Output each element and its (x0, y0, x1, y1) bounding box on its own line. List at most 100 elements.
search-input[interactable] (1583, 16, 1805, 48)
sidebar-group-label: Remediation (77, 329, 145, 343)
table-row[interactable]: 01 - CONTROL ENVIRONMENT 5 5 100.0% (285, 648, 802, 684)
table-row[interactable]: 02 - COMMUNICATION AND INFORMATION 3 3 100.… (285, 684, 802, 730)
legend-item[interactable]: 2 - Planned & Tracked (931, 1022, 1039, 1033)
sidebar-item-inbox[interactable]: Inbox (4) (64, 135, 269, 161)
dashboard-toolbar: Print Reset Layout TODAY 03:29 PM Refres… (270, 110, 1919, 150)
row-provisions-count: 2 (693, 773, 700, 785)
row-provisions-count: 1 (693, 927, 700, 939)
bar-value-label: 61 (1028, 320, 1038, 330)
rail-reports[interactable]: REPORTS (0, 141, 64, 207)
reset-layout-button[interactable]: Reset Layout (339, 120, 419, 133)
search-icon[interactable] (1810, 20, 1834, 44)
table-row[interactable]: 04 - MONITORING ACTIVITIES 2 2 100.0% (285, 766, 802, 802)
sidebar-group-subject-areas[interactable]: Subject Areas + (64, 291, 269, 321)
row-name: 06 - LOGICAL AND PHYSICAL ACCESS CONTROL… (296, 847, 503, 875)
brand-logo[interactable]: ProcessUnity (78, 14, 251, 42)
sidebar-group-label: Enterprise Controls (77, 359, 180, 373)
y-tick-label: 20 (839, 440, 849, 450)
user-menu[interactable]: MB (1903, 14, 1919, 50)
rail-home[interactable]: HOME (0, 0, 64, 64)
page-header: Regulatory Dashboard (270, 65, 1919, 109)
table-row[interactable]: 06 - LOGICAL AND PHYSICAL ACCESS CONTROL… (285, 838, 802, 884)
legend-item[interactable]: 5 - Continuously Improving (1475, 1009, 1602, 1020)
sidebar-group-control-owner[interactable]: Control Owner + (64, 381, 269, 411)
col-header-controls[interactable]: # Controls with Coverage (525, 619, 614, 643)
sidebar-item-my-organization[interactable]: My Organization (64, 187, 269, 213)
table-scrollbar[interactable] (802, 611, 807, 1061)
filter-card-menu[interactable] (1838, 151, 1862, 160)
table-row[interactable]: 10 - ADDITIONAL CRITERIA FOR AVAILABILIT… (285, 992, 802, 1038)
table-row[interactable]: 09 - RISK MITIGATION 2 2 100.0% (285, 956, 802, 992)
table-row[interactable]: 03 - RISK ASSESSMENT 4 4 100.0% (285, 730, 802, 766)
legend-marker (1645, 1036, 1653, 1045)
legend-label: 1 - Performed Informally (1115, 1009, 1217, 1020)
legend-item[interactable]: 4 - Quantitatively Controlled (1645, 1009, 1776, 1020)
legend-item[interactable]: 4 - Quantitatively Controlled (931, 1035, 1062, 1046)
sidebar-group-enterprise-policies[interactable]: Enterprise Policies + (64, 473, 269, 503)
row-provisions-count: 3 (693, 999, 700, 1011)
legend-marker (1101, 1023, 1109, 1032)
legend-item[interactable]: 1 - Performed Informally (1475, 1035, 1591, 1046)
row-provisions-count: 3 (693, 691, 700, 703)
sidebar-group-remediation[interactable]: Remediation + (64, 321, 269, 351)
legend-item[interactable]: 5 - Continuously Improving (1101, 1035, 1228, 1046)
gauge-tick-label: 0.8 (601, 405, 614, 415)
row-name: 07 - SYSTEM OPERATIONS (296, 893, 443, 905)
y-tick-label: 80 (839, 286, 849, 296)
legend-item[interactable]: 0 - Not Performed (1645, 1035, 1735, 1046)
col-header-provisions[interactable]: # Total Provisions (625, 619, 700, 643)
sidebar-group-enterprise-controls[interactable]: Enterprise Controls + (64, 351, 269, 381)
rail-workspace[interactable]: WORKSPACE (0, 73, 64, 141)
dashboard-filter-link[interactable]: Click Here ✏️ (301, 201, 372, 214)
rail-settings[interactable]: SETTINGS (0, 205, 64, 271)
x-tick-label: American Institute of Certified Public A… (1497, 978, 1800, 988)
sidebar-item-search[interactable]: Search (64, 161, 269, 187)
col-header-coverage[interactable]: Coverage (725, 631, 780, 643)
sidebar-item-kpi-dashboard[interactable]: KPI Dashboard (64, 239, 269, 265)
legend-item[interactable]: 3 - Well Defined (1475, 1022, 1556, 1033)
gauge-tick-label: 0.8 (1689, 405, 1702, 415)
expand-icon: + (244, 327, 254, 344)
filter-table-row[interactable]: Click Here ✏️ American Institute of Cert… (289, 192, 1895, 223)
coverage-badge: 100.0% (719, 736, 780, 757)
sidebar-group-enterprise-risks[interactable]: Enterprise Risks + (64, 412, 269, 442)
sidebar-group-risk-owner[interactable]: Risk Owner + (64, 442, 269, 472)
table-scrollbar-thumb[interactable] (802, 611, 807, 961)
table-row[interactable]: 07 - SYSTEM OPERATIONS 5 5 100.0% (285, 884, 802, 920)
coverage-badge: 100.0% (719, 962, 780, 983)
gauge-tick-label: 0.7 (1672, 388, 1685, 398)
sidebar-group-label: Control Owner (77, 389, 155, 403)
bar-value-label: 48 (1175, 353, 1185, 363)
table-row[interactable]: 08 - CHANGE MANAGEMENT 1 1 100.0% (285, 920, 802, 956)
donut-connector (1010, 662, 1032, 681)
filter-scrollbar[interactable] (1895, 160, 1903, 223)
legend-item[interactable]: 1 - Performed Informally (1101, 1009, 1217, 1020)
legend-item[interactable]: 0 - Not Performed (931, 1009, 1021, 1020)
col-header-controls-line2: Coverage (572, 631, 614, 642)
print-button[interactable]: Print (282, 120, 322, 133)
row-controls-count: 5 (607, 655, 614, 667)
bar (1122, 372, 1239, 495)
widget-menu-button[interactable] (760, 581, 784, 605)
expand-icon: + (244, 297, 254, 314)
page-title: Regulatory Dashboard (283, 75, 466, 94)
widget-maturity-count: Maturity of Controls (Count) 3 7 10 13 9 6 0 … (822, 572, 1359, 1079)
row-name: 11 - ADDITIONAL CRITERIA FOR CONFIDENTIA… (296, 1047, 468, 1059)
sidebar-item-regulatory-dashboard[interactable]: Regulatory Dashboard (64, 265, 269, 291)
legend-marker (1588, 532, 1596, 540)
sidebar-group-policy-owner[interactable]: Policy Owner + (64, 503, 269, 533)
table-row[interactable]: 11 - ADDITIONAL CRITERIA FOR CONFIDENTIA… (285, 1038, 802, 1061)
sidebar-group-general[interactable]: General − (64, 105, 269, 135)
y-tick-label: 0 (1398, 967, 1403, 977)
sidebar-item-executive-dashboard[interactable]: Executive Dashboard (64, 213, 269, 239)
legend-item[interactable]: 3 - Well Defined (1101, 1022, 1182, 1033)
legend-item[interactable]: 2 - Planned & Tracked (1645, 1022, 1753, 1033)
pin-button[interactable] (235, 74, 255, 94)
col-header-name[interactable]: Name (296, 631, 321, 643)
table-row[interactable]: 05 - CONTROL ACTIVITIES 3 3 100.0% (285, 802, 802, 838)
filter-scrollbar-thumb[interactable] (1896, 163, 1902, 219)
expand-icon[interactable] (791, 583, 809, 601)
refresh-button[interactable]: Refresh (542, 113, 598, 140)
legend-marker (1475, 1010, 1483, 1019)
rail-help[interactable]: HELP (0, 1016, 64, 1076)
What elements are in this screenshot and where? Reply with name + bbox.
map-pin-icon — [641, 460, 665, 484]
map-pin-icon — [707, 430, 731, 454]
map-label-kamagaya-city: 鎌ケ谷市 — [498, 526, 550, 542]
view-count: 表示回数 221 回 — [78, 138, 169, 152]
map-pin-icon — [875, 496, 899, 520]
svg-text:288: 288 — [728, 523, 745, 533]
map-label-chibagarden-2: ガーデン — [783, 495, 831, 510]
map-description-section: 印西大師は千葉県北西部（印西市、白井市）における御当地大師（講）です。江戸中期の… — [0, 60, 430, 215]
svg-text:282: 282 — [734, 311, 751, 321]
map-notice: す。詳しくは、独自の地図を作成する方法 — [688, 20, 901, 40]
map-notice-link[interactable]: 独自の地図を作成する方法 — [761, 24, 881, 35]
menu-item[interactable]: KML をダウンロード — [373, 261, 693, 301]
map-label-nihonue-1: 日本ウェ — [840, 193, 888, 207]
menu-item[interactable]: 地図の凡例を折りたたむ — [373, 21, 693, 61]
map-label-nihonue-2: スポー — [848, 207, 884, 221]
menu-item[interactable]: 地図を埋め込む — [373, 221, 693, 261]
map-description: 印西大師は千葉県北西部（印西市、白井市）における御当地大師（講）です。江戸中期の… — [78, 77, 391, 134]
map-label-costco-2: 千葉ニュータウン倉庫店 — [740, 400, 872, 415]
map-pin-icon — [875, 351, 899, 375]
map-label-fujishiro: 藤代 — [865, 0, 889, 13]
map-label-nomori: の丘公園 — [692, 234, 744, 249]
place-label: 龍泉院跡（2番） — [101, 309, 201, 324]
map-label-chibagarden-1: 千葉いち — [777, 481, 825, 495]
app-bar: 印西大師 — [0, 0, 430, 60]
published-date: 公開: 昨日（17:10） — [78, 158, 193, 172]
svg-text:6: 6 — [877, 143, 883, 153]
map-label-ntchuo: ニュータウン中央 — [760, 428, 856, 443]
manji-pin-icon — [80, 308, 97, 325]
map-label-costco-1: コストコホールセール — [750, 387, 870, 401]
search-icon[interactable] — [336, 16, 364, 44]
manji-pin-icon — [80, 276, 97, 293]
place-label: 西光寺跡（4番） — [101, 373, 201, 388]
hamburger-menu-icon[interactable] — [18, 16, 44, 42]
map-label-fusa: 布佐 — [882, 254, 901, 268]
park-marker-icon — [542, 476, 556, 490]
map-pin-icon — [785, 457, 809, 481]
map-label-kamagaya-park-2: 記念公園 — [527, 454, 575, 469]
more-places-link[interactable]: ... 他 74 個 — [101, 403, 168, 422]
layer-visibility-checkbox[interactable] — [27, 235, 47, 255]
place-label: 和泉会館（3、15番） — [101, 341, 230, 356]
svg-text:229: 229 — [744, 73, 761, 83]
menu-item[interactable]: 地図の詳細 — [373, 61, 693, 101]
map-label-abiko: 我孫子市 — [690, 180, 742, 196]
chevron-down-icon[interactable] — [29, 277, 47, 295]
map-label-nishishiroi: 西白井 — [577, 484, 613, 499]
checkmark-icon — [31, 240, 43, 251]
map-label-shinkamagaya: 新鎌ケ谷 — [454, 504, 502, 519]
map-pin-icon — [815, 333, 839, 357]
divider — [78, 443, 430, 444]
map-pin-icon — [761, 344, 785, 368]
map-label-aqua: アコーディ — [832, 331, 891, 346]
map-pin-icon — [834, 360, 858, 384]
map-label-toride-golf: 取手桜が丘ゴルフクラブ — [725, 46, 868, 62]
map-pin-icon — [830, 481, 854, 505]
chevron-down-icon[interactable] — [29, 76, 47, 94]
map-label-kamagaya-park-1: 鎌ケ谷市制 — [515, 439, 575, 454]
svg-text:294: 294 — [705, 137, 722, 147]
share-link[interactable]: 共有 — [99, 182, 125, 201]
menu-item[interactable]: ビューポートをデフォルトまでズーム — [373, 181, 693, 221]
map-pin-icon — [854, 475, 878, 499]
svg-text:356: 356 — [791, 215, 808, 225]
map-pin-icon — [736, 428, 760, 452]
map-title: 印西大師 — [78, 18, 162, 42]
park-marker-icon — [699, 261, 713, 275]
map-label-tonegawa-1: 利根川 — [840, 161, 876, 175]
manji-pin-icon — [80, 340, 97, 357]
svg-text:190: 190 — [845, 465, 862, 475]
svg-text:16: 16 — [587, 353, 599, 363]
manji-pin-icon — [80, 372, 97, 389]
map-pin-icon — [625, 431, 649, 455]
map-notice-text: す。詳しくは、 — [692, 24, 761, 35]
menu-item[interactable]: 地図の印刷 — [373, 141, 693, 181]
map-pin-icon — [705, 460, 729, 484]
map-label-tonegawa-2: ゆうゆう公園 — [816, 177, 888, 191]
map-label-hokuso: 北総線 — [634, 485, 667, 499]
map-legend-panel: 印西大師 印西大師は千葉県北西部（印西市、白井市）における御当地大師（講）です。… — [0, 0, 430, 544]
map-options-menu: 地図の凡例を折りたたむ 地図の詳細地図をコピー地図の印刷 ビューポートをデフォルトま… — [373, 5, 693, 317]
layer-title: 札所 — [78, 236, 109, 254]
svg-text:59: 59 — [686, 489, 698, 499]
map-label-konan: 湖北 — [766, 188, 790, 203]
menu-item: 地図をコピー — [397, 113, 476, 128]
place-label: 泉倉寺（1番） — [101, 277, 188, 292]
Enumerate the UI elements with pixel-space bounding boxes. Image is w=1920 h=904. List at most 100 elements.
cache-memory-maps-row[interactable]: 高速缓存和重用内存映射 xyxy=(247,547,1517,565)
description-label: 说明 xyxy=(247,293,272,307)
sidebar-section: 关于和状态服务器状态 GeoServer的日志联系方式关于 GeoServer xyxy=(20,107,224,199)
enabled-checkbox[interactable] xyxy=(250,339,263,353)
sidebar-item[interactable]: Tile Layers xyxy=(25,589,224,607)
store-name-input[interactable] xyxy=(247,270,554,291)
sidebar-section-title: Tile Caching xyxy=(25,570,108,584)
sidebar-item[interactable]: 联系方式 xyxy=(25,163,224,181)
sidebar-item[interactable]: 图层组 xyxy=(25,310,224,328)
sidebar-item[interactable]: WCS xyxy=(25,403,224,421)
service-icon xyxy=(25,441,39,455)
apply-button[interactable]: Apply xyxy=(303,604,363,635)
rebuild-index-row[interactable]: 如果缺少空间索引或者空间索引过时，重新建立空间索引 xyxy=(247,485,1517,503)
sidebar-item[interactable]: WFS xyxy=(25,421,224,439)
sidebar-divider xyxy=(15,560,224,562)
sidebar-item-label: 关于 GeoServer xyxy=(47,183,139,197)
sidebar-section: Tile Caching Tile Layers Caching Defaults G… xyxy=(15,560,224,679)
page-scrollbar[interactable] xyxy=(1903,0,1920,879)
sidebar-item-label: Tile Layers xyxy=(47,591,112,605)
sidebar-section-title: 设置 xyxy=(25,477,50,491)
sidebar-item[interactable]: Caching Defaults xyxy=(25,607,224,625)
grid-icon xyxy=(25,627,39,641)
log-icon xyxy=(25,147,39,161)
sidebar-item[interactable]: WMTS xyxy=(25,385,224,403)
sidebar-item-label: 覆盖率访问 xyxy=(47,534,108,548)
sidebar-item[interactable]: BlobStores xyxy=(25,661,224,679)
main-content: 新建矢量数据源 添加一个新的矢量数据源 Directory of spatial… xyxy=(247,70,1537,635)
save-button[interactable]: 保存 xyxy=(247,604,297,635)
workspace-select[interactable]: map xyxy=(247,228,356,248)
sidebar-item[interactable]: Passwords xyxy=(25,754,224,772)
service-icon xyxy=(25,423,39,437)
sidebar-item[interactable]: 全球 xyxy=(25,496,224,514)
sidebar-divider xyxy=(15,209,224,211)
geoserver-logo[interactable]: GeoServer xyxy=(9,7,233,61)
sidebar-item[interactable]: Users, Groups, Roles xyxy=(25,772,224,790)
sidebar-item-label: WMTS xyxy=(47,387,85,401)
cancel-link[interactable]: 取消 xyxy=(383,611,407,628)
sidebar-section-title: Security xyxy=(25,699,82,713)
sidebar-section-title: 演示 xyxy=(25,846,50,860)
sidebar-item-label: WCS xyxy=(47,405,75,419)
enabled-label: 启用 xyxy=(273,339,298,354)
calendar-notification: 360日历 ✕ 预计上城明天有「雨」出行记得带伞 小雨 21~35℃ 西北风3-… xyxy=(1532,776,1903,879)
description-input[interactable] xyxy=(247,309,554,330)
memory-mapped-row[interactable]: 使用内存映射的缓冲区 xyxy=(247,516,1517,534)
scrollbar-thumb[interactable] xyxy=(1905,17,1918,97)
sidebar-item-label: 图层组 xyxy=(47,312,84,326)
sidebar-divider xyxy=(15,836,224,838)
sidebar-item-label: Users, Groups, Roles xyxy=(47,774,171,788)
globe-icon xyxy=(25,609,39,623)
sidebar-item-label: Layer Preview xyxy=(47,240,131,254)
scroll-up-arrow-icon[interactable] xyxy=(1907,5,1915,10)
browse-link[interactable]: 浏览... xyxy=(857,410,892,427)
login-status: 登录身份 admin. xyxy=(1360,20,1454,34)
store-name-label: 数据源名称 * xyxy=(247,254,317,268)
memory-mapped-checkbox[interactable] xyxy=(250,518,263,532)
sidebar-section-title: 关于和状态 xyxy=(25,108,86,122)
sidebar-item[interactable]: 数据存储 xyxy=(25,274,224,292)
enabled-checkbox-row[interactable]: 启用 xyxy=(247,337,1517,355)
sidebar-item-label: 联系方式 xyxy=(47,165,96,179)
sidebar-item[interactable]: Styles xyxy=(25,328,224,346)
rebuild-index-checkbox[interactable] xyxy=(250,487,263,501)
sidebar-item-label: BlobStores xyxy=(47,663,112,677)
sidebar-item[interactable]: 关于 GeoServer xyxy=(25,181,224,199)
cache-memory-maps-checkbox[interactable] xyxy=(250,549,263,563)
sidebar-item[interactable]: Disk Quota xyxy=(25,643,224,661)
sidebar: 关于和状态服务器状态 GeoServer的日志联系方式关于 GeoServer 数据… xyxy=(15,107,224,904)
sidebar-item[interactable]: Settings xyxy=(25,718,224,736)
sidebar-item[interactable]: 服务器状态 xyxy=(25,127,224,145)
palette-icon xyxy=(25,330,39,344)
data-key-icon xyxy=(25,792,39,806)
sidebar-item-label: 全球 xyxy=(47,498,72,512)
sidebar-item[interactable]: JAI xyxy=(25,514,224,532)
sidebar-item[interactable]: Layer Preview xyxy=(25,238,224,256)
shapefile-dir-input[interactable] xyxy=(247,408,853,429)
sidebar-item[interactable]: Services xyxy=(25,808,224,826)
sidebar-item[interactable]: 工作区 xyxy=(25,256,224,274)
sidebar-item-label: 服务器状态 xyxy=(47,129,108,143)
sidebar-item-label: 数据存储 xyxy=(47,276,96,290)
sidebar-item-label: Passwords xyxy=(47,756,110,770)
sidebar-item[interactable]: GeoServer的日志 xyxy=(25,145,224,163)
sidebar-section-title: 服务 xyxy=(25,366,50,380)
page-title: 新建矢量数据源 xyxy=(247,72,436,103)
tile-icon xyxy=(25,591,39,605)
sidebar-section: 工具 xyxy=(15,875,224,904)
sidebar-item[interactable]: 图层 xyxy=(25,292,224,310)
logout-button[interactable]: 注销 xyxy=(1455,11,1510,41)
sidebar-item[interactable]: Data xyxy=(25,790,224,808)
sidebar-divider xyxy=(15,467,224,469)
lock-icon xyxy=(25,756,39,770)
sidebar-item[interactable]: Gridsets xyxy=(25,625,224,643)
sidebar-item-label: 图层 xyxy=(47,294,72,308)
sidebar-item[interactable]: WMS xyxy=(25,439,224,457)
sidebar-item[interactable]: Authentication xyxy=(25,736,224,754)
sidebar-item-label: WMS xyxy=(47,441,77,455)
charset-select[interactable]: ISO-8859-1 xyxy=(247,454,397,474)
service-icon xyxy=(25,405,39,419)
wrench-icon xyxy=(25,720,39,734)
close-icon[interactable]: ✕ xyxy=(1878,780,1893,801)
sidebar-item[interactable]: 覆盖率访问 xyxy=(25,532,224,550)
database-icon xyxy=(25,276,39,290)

## ZU ERLEDIGEN
Schreiben Sie alles vom Anfang der Einträge bis hinunter zu der Zeile mit „table-row[interactable]: 10 - ADDITIONAL“ (einschließlich) unverändert ab.

## ERWARTETE ANTWORT
Output each element and its (x0, y0, x1, y1) bounding box on its own line. List at most 100 elements.
search-input[interactable] (1583, 16, 1805, 48)
sidebar-group-label: Remediation (77, 329, 145, 343)
table-row[interactable]: 01 - CONTROL ENVIRONMENT 5 5 100.0% (285, 648, 802, 684)
table-row[interactable]: 02 - COMMUNICATION AND INFORMATION 3 3 100.… (285, 684, 802, 730)
legend-item[interactable]: 2 - Planned & Tracked (931, 1022, 1039, 1033)
sidebar-item-inbox[interactable]: Inbox (4) (64, 135, 269, 161)
dashboard-toolbar: Print Reset Layout TODAY 03:29 PM Refres… (270, 110, 1919, 150)
row-provisions-count: 2 (693, 773, 700, 785)
row-provisions-count: 1 (693, 927, 700, 939)
bar-value-label: 61 (1028, 320, 1038, 330)
rail-reports[interactable]: REPORTS (0, 141, 64, 207)
reset-layout-button[interactable]: Reset Layout (339, 120, 419, 133)
search-icon[interactable] (1810, 20, 1834, 44)
table-row[interactable]: 04 - MONITORING ACTIVITIES 2 2 100.0% (285, 766, 802, 802)
sidebar-group-subject-areas[interactable]: Subject Areas + (64, 291, 269, 321)
row-name: 06 - LOGICAL AND PHYSICAL ACCESS CONTROL… (296, 847, 503, 875)
brand-logo[interactable]: ProcessUnity (78, 14, 251, 42)
sidebar-group-label: Enterprise Controls (77, 359, 180, 373)
y-tick-label: 20 (839, 440, 849, 450)
user-menu[interactable]: MB (1903, 14, 1919, 50)
rail-home[interactable]: HOME (0, 0, 64, 64)
page-header: Regulatory Dashboard (270, 65, 1919, 109)
table-row[interactable]: 06 - LOGICAL AND PHYSICAL ACCESS CONTROL… (285, 838, 802, 884)
legend-item[interactable]: 5 - Continuously Improving (1475, 1009, 1602, 1020)
sidebar-group-control-owner[interactable]: Control Owner + (64, 381, 269, 411)
col-header-controls[interactable]: # Controls with Coverage (525, 619, 614, 643)
sidebar-item-my-organization[interactable]: My Organization (64, 187, 269, 213)
table-scrollbar[interactable] (802, 611, 807, 1061)
filter-card-menu[interactable] (1838, 151, 1862, 160)
table-row[interactable]: 10 - ADDITIONAL CRITERIA FOR AVAILABILIT… (285, 992, 802, 1038)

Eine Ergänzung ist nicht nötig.